■ **ENTRIES SHOWN**
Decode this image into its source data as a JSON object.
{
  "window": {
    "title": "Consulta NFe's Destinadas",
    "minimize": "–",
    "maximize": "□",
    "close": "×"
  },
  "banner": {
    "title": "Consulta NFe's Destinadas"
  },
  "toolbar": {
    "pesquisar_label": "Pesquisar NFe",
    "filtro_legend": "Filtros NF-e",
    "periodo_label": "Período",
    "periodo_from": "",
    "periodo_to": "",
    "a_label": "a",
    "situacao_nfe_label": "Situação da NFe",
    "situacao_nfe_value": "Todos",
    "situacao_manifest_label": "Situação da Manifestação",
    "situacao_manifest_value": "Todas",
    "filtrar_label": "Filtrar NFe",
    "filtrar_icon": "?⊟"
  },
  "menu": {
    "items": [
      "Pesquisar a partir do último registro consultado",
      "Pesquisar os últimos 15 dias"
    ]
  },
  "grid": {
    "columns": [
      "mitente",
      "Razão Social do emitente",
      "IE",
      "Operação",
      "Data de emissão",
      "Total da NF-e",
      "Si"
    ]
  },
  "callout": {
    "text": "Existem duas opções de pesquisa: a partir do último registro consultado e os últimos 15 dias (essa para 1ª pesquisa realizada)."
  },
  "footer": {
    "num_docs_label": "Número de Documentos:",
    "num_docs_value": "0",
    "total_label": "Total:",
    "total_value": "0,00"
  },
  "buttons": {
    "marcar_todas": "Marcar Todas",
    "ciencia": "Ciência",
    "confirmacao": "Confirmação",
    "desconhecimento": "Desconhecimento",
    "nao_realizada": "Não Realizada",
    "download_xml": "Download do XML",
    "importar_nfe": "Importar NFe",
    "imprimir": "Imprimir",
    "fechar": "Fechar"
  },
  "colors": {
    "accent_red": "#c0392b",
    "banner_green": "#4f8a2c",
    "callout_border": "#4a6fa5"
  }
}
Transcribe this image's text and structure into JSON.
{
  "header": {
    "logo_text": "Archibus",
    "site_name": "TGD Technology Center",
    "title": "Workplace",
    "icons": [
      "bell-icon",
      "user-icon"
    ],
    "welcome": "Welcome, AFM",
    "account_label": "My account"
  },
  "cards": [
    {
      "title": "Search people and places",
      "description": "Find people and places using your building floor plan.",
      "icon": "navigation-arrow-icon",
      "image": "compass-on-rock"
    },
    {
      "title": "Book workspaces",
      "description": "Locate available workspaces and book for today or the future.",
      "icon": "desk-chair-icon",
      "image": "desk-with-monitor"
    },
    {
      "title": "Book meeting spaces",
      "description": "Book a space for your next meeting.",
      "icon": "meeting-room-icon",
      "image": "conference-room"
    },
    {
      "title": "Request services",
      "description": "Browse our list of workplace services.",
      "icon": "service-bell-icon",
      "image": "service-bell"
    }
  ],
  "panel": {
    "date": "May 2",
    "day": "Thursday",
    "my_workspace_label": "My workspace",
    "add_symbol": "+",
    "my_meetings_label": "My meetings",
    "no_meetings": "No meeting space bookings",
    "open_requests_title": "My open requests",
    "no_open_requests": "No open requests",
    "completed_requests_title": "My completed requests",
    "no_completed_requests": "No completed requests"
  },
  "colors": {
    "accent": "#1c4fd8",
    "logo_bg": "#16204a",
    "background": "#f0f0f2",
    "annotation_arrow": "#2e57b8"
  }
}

■ **TO DO**
Pull out every line in the material above where "your" occurs.

■ **TASK SOLUTION**
      "description": "Find people and places using your building floor plan.",
      "description": "Book a space for your next meeting.",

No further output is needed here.